■ YOUR GOAL
Which lines hold the word "produits"? Show each of them.

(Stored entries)
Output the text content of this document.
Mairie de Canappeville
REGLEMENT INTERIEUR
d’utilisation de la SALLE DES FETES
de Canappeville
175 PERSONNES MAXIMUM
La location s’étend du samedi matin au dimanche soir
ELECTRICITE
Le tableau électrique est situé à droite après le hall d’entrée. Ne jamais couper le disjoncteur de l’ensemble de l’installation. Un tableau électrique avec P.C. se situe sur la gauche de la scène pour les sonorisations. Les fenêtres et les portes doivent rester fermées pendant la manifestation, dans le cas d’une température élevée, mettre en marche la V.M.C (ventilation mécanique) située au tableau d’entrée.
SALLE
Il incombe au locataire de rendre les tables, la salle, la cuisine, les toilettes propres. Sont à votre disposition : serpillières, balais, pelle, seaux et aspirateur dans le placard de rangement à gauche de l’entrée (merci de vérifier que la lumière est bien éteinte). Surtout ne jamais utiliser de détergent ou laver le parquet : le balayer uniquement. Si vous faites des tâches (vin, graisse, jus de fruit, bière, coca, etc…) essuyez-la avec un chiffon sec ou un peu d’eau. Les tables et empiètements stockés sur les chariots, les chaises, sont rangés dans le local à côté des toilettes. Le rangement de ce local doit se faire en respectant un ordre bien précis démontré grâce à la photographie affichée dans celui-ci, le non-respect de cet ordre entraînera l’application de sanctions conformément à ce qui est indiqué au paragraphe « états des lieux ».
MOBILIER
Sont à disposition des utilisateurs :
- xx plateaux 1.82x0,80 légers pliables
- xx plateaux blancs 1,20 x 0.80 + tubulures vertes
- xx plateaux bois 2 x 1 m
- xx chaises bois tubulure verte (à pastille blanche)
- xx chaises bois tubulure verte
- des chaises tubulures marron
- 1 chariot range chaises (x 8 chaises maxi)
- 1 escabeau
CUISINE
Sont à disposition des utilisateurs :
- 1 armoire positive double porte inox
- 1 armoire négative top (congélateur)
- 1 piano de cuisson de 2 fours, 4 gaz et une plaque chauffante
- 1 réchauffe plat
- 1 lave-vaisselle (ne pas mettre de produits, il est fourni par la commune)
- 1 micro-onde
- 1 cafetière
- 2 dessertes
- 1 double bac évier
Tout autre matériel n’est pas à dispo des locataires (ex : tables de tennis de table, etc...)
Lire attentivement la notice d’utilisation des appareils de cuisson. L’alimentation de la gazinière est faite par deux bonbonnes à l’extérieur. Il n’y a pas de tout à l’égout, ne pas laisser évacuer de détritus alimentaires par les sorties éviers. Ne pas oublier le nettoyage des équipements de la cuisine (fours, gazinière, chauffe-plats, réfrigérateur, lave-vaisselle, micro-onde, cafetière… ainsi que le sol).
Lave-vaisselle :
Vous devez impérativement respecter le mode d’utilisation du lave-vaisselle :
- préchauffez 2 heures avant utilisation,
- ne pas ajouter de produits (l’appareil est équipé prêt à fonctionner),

■ RESPONSE BELOW
- 1 lave-vaisselle (ne pas mettre de produits, il est fourni par la commune)
- ne pas ajouter de produits (l’appareil est équipé prêt à fonctionner),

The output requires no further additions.